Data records
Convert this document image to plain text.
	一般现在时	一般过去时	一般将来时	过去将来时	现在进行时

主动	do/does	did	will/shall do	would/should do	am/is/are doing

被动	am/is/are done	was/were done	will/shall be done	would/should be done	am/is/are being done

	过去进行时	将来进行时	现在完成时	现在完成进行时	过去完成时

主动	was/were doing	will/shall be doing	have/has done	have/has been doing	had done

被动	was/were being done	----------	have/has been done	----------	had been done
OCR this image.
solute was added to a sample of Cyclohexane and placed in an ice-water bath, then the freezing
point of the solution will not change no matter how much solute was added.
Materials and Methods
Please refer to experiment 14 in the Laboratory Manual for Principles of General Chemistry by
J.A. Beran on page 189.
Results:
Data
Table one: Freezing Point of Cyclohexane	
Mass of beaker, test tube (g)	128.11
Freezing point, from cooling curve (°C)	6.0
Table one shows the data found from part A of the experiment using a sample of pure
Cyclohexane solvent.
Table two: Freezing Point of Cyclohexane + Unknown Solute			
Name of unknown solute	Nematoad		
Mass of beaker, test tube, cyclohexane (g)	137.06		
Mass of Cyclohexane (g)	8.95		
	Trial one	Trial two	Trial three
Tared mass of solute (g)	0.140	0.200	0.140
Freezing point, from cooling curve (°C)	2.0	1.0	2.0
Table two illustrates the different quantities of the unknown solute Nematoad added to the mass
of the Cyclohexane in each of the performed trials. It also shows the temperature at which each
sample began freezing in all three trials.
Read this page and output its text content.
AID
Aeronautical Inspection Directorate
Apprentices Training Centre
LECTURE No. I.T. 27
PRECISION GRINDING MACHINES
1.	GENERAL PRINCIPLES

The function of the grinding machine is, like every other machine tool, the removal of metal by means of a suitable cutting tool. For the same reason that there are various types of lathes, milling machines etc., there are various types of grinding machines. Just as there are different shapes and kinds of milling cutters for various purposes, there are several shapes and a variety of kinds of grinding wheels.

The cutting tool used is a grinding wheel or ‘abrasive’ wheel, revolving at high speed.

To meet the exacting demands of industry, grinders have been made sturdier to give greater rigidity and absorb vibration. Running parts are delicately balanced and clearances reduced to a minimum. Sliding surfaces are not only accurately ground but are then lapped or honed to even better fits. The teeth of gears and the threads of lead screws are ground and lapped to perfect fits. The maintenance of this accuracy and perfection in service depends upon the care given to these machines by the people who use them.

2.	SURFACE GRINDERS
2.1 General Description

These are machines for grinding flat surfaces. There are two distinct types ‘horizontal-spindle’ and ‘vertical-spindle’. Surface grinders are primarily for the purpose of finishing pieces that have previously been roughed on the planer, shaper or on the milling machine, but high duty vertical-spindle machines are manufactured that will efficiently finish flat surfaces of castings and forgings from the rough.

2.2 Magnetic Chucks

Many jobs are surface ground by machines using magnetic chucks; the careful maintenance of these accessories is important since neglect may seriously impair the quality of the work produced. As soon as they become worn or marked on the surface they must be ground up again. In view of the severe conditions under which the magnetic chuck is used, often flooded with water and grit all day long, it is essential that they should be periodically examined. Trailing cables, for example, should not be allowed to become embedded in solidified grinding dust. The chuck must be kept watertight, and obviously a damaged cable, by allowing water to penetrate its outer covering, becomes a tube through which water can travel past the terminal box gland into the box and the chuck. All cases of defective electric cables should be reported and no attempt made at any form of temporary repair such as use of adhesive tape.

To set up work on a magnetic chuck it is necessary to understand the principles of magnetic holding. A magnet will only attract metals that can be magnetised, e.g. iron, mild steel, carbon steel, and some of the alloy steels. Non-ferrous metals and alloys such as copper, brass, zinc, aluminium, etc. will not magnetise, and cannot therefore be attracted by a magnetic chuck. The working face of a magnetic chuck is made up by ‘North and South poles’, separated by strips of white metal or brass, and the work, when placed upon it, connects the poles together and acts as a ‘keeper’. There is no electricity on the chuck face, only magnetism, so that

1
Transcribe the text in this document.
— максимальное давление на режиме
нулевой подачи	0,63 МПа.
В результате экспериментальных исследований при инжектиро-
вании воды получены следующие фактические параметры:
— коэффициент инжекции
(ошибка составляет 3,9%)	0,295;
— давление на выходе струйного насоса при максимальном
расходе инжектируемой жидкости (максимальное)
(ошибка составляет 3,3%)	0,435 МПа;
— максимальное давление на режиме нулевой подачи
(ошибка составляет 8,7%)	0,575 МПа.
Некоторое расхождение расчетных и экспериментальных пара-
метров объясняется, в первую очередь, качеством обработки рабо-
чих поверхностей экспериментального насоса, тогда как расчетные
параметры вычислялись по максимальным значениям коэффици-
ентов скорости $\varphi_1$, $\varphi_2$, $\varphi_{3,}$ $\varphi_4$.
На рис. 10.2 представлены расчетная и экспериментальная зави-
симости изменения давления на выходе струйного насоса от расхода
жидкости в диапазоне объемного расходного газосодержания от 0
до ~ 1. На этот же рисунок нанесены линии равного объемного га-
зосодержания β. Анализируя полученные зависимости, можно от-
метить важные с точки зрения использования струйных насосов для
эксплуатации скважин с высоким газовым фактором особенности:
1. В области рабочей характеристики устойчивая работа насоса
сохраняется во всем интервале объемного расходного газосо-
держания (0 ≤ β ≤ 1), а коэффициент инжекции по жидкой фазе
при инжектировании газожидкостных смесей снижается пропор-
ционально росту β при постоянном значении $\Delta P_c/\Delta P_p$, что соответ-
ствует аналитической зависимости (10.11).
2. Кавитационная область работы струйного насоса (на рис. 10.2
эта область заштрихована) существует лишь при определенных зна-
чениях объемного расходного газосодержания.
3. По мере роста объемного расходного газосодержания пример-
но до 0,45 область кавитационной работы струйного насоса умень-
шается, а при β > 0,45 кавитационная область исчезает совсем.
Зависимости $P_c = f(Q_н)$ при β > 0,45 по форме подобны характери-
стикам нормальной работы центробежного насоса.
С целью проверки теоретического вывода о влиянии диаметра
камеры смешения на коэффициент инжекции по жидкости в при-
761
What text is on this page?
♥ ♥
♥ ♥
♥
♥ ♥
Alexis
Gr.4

- PROBLEM REQUIREMENTS: Write out the records above again, keeping each one identical to the original.

- SOLUTION BELOW:
Convert this document image to plain text.
	一般现在时	一般过去时	一般将来时	过去将来时	现在进行时

主动	do/does	did	will/shall do	would/should do	am/is/are doing

被动	am/is/are done	was/were done	will/shall be done	would/should be done	am/is/are being done

	过去进行时	将来进行时	现在完成时	现在完成进行时	过去完成时

主动	was/were doing	will/shall be doing	have/has done	have/has been doing	had done

被动	was/were being done	----------	have/has been done	----------	had been done
OCR this image.
solute was added to a sample of Cyclohexane and placed in an ice-water bath, then the freezing
point of the solution will not change no matter how much solute was added.
Materials and Methods
Please refer to experiment 14 in the Laboratory Manual for Principles of General Chemistry by
J.A. Beran on page 189.
Results:
Data
Table one: Freezing Point of Cyclohexane	
Mass of beaker, test tube (g)	128.11
Freezing point, from cooling curve (°C)	6.0
Table one shows the data found from part A of the experiment using a sample of pure
Cyclohexane solvent.
Table two: Freezing Point of Cyclohexane + Unknown Solute			
Name of unknown solute	Nematoad		
Mass of beaker, test tube, cyclohexane (g)	137.06		
Mass of Cyclohexane (g)	8.95		
	Trial one	Trial two	Trial three
Tared mass of solute (g)	0.140	0.200	0.140
Freezing point, from cooling curve (°C)	2.0	1.0	2.0
Table two illustrates the different quantities of the unknown solute Nematoad added to the mass
of the Cyclohexane in each of the performed trials. It also shows the temperature at which each
sample began freezing in all three trials.
Read this page and output its text content.
AID
Aeronautical Inspection Directorate
Apprentices Training Centre
LECTURE No. I.T. 27
PRECISION GRINDING MACHINES
1.	GENERAL PRINCIPLES

The function of the grinding machine is, like every other machine tool, the removal of metal by means of a suitable cutting tool. For the same reason that there are various types of lathes, milling machines etc., there are various types of grinding machines. Just as there are different shapes and kinds of milling cutters for various purposes, there are several shapes and a variety of kinds of grinding wheels.

The cutting tool used is a grinding wheel or ‘abrasive’ wheel, revolving at high speed.

To meet the exacting demands of industry, grinders have been made sturdier to give greater rigidity and absorb vibration. Running parts are delicately balanced and clearances reduced to a minimum. Sliding surfaces are not only accurately ground but are then lapped or honed to even better fits. The teeth of gears and the threads of lead screws are ground and lapped to perfect fits. The maintenance of this accuracy and perfection in service depends upon the care given to these machines by the people who use them.

2.	SURFACE GRINDERS
2.1 General Description

These are machines for grinding flat surfaces. There are two distinct types ‘horizontal-spindle’ and ‘vertical-spindle’. Surface grinders are primarily for the purpose of finishing pieces that have previously been roughed on the planer, shaper or on the milling machine, but high duty vertical-spindle machines are manufactured that will efficiently finish flat surfaces of castings and forgings from the rough.

2.2 Magnetic Chucks

Many jobs are surface ground by machines using magnetic chucks; the careful maintenance of these accessories is important since neglect may seriously impair the quality of the work produced. As soon as they become worn or marked on the surface they must be ground up again. In view of the severe conditions under which the magnetic chuck is used, often flooded with water and grit all day long, it is essential that they should be periodically examined. Trailing cables, for example, should not be allowed to become embedded in solidified grinding dust. The chuck must be kept watertight, and obviously a damaged cable, by allowing water to penetrate its outer covering, becomes a tube through which water can travel past the terminal box gland into the box and the chuck. All cases of defective electric cables should be reported and no attempt made at any form of temporary repair such as use of adhesive tape.

To set up work on a magnetic chuck it is necessary to understand the principles of magnetic holding. A magnet will only attract metals that can be magnetised, e.g. iron, mild steel, carbon steel, and some of the alloy steels. Non-ferrous metals and alloys such as copper, brass, zinc, aluminium, etc. will not magnetise, and cannot therefore be attracted by a magnetic chuck. The working face of a magnetic chuck is made up by ‘North and South poles’, separated by strips of white metal or brass, and the work, when placed upon it, connects the poles together and acts as a ‘keeper’. There is no electricity on the chuck face, only magnetism, so that

1
Transcribe the text in this document.
— максимальное давление на режиме
нулевой подачи	0,63 МПа.
В результате экспериментальных исследований при инжектиро-
вании воды получены следующие фактические параметры:
— коэффициент инжекции
(ошибка составляет 3,9%)	0,295;
— давление на выходе струйного насоса при максимальном
расходе инжектируемой жидкости (максимальное)
(ошибка составляет 3,3%)	0,435 МПа;
— максимальное давление на режиме нулевой подачи
(ошибка составляет 8,7%)	0,575 МПа.
Некоторое расхождение расчетных и экспериментальных пара-
метров объясняется, в первую очередь, качеством обработки рабо-
чих поверхностей экспериментального насоса, тогда как расчетные
параметры вычислялись по максимальным значениям коэффици-
ентов скорости $\varphi_1$, $\varphi_2$, $\varphi_{3,}$ $\varphi_4$.
На рис. 10.2 представлены расчетная и экспериментальная зави-
симости изменения давления на выходе струйного насоса от расхода
жидкости в диапазоне объемного расходного газосодержания от 0
до ~ 1. На этот же рисунок нанесены линии равного объемного га-
зосодержания β. Анализируя полученные зависимости, можно от-
метить важные с точки зрения использования струйных насосов для
эксплуатации скважин с высоким газовым фактором особенности:
1. В области рабочей характеристики устойчивая работа насоса
сохраняется во всем интервале объемного расходного газосо-
держания (0 ≤ β ≤ 1), а коэффициент инжекции по жидкой фазе
при инжектировании газожидкостных смесей снижается пропор-
ционально росту β при постоянном значении $\Delta P_c/\Delta P_p$, что соответ-
ствует аналитической зависимости (10.11).
2. Кавитационная область работы струйного насоса (на рис. 10.2
эта область заштрихована) существует лишь при определенных зна-
чениях объемного расходного газосодержания.
3. По мере роста объемного расходного газосодержания пример-
но до 0,45 область кавитационной работы струйного насоса умень-
шается, а при β > 0,45 кавитационная область исчезает совсем.
Зависимости $P_c = f(Q_н)$ при β > 0,45 по форме подобны характери-
стикам нормальной работы центробежного насоса.
С целью проверки теоретического вывода о влиянии диаметра
камеры смешения на коэффициент инжекции по жидкости в при-
761
What text is on this page?
♥ ♥
♥ ♥
♥
♥ ♥
Alexis
Gr.4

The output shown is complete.